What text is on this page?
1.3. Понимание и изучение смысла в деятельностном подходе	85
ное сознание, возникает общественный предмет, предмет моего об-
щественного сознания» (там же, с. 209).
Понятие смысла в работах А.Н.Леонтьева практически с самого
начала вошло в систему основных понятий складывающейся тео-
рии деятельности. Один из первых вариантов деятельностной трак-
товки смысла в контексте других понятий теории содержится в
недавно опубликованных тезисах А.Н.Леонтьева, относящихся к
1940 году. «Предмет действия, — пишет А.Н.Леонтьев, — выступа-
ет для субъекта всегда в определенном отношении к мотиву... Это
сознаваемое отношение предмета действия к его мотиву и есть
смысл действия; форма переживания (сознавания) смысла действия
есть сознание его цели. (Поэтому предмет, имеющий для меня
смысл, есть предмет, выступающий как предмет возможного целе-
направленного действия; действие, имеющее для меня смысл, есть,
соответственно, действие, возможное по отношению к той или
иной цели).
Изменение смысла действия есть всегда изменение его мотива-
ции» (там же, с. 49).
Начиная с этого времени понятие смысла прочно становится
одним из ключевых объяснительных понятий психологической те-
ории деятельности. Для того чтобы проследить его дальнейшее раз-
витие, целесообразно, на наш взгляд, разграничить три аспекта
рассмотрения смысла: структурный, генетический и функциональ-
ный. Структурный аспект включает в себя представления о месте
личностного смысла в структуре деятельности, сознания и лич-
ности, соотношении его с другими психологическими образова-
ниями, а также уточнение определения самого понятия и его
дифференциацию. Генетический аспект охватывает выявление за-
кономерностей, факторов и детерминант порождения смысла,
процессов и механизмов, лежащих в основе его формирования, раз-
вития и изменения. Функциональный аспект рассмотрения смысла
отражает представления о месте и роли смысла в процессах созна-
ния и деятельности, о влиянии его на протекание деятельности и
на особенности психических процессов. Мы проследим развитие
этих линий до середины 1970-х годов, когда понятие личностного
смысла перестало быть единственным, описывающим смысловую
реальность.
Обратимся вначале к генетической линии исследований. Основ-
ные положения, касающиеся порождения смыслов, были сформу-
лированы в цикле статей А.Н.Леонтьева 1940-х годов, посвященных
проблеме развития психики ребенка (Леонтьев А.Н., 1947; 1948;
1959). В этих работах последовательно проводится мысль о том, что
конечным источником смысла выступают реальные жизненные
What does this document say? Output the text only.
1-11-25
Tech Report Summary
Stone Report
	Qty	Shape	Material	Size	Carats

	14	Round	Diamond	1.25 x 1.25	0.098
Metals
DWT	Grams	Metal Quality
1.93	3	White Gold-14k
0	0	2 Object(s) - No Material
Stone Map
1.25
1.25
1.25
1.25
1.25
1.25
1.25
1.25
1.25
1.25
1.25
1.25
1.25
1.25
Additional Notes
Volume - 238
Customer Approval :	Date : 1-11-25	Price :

□ □ □ □ □ □ □

Given exercise> Write out once more the lines above beginning at the line with "What does this"; continue through the final line and stop there.

Reply>
What does this document say? Output the text only.
1-11-25
Tech Report Summary
Stone Report
	Qty	Shape	Material	Size	Carats

	14	Round	Diamond	1.25 x 1.25	0.098
Metals
DWT	Grams	Metal Quality
1.93	3	White Gold-14k
0	0	2 Object(s) - No Material
Stone Map
1.25
1.25
1.25
1.25
1.25
1.25
1.25
1.25
1.25
1.25
1.25
1.25
1.25
1.25
Additional Notes
Volume - 238
Customer Approval :	Date : 1-11-25	Price :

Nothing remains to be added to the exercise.